◆ Input ◆
• • • • •

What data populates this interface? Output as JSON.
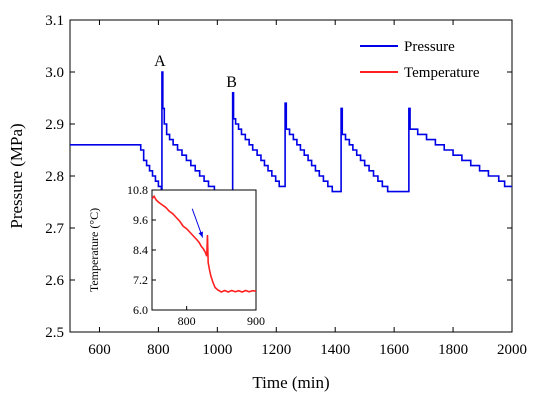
{
  "chart_data": [
    {
      "type": "line",
      "xlabel": "Time (min)",
      "ylabel": "Pressure (MPa)",
      "xlim": [
        500,
        2000
      ],
      "ylim": [
        2.5,
        3.1
      ],
      "xticks": [
        600,
        800,
        1000,
        1200,
        1400,
        1600,
        1800,
        2000
      ],
      "yticks": [
        2.5,
        2.6,
        2.7,
        2.8,
        2.9,
        3.0,
        3.1
      ],
      "legend": {
        "placement": "top-right",
        "entries": [
          {
            "name": "Pressure",
            "color": "#0000e6"
          },
          {
            "name": "Temperature",
            "color": "#ff2020"
          }
        ]
      },
      "annotations": [
        {
          "text": "A",
          "x": 812,
          "y": 3.0
        },
        {
          "text": "B",
          "x": 1055,
          "y": 2.96
        }
      ],
      "series": [
        {
          "name": "Pressure",
          "color": "#0000e6",
          "step": true,
          "points": [
            [
              500,
              2.86
            ],
            [
              720,
              2.86
            ],
            [
              740,
              2.85
            ],
            [
              750,
              2.83
            ],
            [
              760,
              2.82
            ],
            [
              770,
              2.81
            ],
            [
              780,
              2.8
            ],
            [
              790,
              2.79
            ],
            [
              800,
              2.78
            ],
            [
              810,
              2.77
            ],
            [
              812,
              3.0
            ],
            [
              815,
              2.93
            ],
            [
              820,
              2.9
            ],
            [
              828,
              2.88
            ],
            [
              838,
              2.87
            ],
            [
              850,
              2.86
            ],
            [
              865,
              2.85
            ],
            [
              880,
              2.84
            ],
            [
              895,
              2.83
            ],
            [
              910,
              2.82
            ],
            [
              925,
              2.81
            ],
            [
              940,
              2.8
            ],
            [
              955,
              2.79
            ],
            [
              970,
              2.78
            ],
            [
              990,
              2.77
            ],
            [
              1050,
              2.77
            ],
            [
              1052,
              2.96
            ],
            [
              1055,
              2.91
            ],
            [
              1062,
              2.9
            ],
            [
              1072,
              2.89
            ],
            [
              1082,
              2.88
            ],
            [
              1095,
              2.87
            ],
            [
              1108,
              2.86
            ],
            [
              1120,
              2.85
            ],
            [
              1135,
              2.84
            ],
            [
              1148,
              2.83
            ],
            [
              1160,
              2.82
            ],
            [
              1172,
              2.81
            ],
            [
              1185,
              2.8
            ],
            [
              1198,
              2.79
            ],
            [
              1210,
              2.78
            ],
            [
              1228,
              2.78
            ],
            [
              1230,
              2.94
            ],
            [
              1234,
              2.89
            ],
            [
              1245,
              2.88
            ],
            [
              1258,
              2.87
            ],
            [
              1270,
              2.86
            ],
            [
              1282,
              2.85
            ],
            [
              1295,
              2.84
            ],
            [
              1308,
              2.83
            ],
            [
              1320,
              2.82
            ],
            [
              1333,
              2.81
            ],
            [
              1346,
              2.8
            ],
            [
              1360,
              2.79
            ],
            [
              1375,
              2.78
            ],
            [
              1390,
              2.77
            ],
            [
              1418,
              2.77
            ],
            [
              1420,
              2.93
            ],
            [
              1424,
              2.88
            ],
            [
              1435,
              2.87
            ],
            [
              1448,
              2.86
            ],
            [
              1460,
              2.85
            ],
            [
              1473,
              2.84
            ],
            [
              1486,
              2.83
            ],
            [
              1500,
              2.82
            ],
            [
              1515,
              2.81
            ],
            [
              1530,
              2.8
            ],
            [
              1545,
              2.79
            ],
            [
              1560,
              2.78
            ],
            [
              1578,
              2.77
            ],
            [
              1648,
              2.77
            ],
            [
              1650,
              2.93
            ],
            [
              1654,
              2.89
            ],
            [
              1680,
              2.88
            ],
            [
              1710,
              2.87
            ],
            [
              1740,
              2.86
            ],
            [
              1770,
              2.85
            ],
            [
              1800,
              2.84
            ],
            [
              1830,
              2.83
            ],
            [
              1860,
              2.82
            ],
            [
              1890,
              2.81
            ],
            [
              1920,
              2.8
            ],
            [
              1955,
              2.79
            ],
            [
              1975,
              2.78
            ],
            [
              2000,
              2.78
            ]
          ]
        }
      ]
    },
    {
      "type": "line",
      "inset": true,
      "xlabel": "",
      "ylabel": "Temperature (°C)",
      "xlim": [
        750,
        900
      ],
      "ylim": [
        6.0,
        10.8
      ],
      "xticks": [
        800,
        900
      ],
      "yticks": [
        6.0,
        7.2,
        8.4,
        9.6,
        10.8
      ],
      "series": [
        {
          "name": "Temperature",
          "color": "#ff2020",
          "points": [
            [
              750,
              10.45
            ],
            [
              753,
              10.55
            ],
            [
              756,
              10.4
            ],
            [
              760,
              10.3
            ],
            [
              765,
              10.2
            ],
            [
              770,
              10.1
            ],
            [
              775,
              9.95
            ],
            [
              780,
              9.85
            ],
            [
              785,
              9.7
            ],
            [
              790,
              9.55
            ],
            [
              795,
              9.35
            ],
            [
              800,
              9.25
            ],
            [
              805,
              9.1
            ],
            [
              810,
              8.95
            ],
            [
              815,
              8.8
            ],
            [
              818,
              8.7
            ],
            [
              821,
              8.55
            ],
            [
              824,
              8.45
            ],
            [
              827,
              8.3
            ],
            [
              829,
              8.15
            ],
            [
              830,
              9.0
            ],
            [
              831,
              7.9
            ],
            [
              833,
              7.6
            ],
            [
              835,
              7.35
            ],
            [
              838,
              7.1
            ],
            [
              841,
              6.9
            ],
            [
              845,
              6.8
            ],
            [
              850,
              6.72
            ],
            [
              855,
              6.78
            ],
            [
              860,
              6.72
            ],
            [
              865,
              6.78
            ],
            [
              870,
              6.73
            ],
            [
              875,
              6.77
            ],
            [
              880,
              6.72
            ],
            [
              885,
              6.78
            ],
            [
              890,
              6.73
            ],
            [
              895,
              6.77
            ],
            [
              900,
              6.75
            ]
          ]
        }
      ],
      "arrow": {
        "from": [
          808,
          10.05
        ],
        "to": [
          823,
          8.9
        ],
        "color": "#0000e6"
      }
    }
  ]
}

• • • • •

◆ Your task ◆
Reproduce all entries exactly. Pictures do not belong in the copy.

◆ Answer in full ◆
What data populates this interface? Output as JSON.
{
  "chart_data": [
    {
      "type": "line",
      "xlabel": "Time (min)",
      "ylabel": "Pressure (MPa)",
      "xlim": [
        500,
        2000
      ],
      "ylim": [
        2.5,
        3.1
      ],
      "xticks": [
        600,
        800,
        1000,
        1200,
        1400,
        1600,
        1800,
        2000
      ],
      "yticks": [
        2.5,
        2.6,
        2.7,
        2.8,
        2.9,
        3.0,
        3.1
      ],
      "legend": {
        "placement": "top-right",
        "entries": [
          {
            "name": "Pressure",
            "color": "#0000e6"
          },
          {
            "name": "Temperature",
            "color": "#ff2020"
          }
        ]
      },
      "annotations": [
        {
          "text": "A",
          "x": 812,
          "y": 3.0
        },
        {
          "text": "B",
          "x": 1055,
          "y": 2.96
        }
      ],
      "series": [
        {
          "name": "Pressure",
          "color": "#0000e6",
          "step": true,
          "points": [
            [
              500,
              2.86
            ],
            [
              720,
              2.86
            ],
            [
              740,
              2.85
            ],
            [
              750,
              2.83
            ],
            [
              760,
              2.82
            ],
            [
              770,
              2.81
            ],
            [
              780,
              2.8
            ],
            [
              790,
              2.79
            ],
            [
              800,
              2.78
            ],
            [
              810,
              2.77
            ],
            [
              812,
              3.0
            ],
            [
              815,
              2.93
            ],
            [
              820,
              2.9
            ],
            [
              828,
              2.88
            ],
            [
              838,
              2.87
            ],
            [
              850,
              2.86
            ],
            [
              865,
              2.85
            ],
            [
              880,
              2.84
            ],
            [
              895,
              2.83
            ],
            [
              910,
              2.82
            ],
            [
              925,
              2.81
            ],
            [
              940,
              2.8
            ],
            [
              955,
              2.79
            ],
            [
              970,
              2.78
            ],
            [
              990,
              2.77
            ],
            [
              1050,
              2.77
            ],
            [
              1052,
              2.96
            ],
            [
              1055,
              2.91
            ],
            [
              1062,
              2.9
            ],
            [
              1072,
              2.89
            ],
            [
              1082,
              2.88
            ],
            [
              1095,
              2.87
            ],
            [
              1108,
              2.86
            ],
            [
              1120,
              2.85
            ],
            [
              1135,
              2.84
            ],
            [
              1148,
              2.83
            ],
            [
              1160,
              2.82
            ],
            [
              1172,
              2.81
            ],
            [
              1185,
              2.8
            ],
            [
              1198,
              2.79
            ],
            [
              1210,
              2.78
            ],
            [
              1228,
              2.78
            ],
            [
              1230,
              2.94
            ],
            [
              1234,
              2.89
            ],
            [
              1245,
              2.88
            ],
            [
              1258,
              2.87
            ],
            [
              1270,
              2.86
            ],
            [
              1282,
              2.85
            ],
            [
              1295,
              2.84
            ],
            [
              1308,
              2.83
            ],
            [
              1320,
              2.82
            ],
            [
              1333,
              2.81
            ],
            [
              1346,
              2.8
            ],
            [
              1360,
              2.79
            ],
            [
              1375,
              2.78
            ],
            [
              1390,
              2.77
            ],
            [
              1418,
              2.77
            ],
            [
              1420,
              2.93
            ],
            [
              1424,
              2.88
            ],
            [
              1435,
              2.87
            ],
            [
              1448,
              2.86
            ],
            [
              1460,
              2.85
            ],
            [
              1473,
              2.84
            ],
            [
              1486,
              2.83
            ],
            [
              1500,
              2.82
            ],
            [
              1515,
              2.81
            ],
            [
              1530,
              2.8
            ],
            [
              1545,
              2.79
            ],
            [
              1560,
              2.78
            ],
            [
              1578,
              2.77
            ],
            [
              1648,
              2.77
            ],
            [
              1650,
              2.93
            ],
            [
              1654,
              2.89
            ],
            [
              1680,
              2.88
            ],
            [
              1710,
              2.87
            ],
            [
              1740,
              2.86
            ],
            [
              1770,
              2.85
            ],
            [
              1800,
              2.84
            ],
            [
              1830,
              2.83
            ],
            [
              1860,
              2.82
            ],
            [
              1890,
              2.81
            ],
            [
              1920,
              2.8
            ],
            [
              1955,
              2.79
            ],
            [
              1975,
              2.78
            ],
            [
              2000,
              2.78
            ]
          ]
        }
      ]
    },
    {
      "type": "line",
      "inset": true,
      "xlabel": "",
      "ylabel": "Temperature (°C)",
      "xlim": [
        750,
        900
      ],
      "ylim": [
        6.0,
        10.8
      ],
      "xticks": [
        800,
        900
      ],
      "yticks": [
        6.0,
        7.2,
        8.4,
        9.6,
        10.8
      ],
      "series": [
        {
          "name": "Temperature",
          "color": "#ff2020",
          "points": [
            [
              750,
              10.45
            ],
            [
              753,
              10.55
            ],
            [
              756,
              10.4
            ],
            [
              760,
              10.3
            ],
            [
              765,
              10.2
            ],
            [
              770,
              10.1
            ],
            [
              775,
              9.95
            ],
            [
              780,
              9.85
            ],
            [
              785,
              9.7
            ],
            [
              790,
              9.55
            ],
            [
              795,
              9.35
            ],
            [
              800,
              9.25
            ],
            [
              805,
              9.1
            ],
            [
              810,
              8.95
            ],
            [
              815,
              8.8
            ],
            [
              818,
              8.7
            ],
            [
              821,
              8.55
            ],
            [
              824,
              8.45
            ],
            [
              827,
              8.3
            ],
            [
              829,
              8.15
            ],
            [
              830,
              9.0
            ],
            [
              831,
              7.9
            ],
            [
              833,
              7.6
            ],
            [
              835,
              7.35
            ],
            [
              838,
              7.1
            ],
            [
              841,
              6.9
            ],
            [
              845,
              6.8
            ],
            [
              850,
              6.72
            ],
            [
              855,
              6.78
            ],
            [
              860,
              6.72
            ],
            [
              865,
              6.78
            ],
            [
              870,
              6.73
            ],
            [
              875,
              6.77
            ],
            [
              880,
              6.72
            ],
            [
              885,
              6.78
            ],
            [
              890,
              6.73
            ],
            [
              895,
              6.77
            ],
            [
              900,
              6.75
            ]
          ]
        }
      ],
      "arrow": {
        "from": [
          808,
          10.05
        ],
        "to": [
          823,
          8.9
        ],
        "color": "#0000e6"
      }
    }
  ]
}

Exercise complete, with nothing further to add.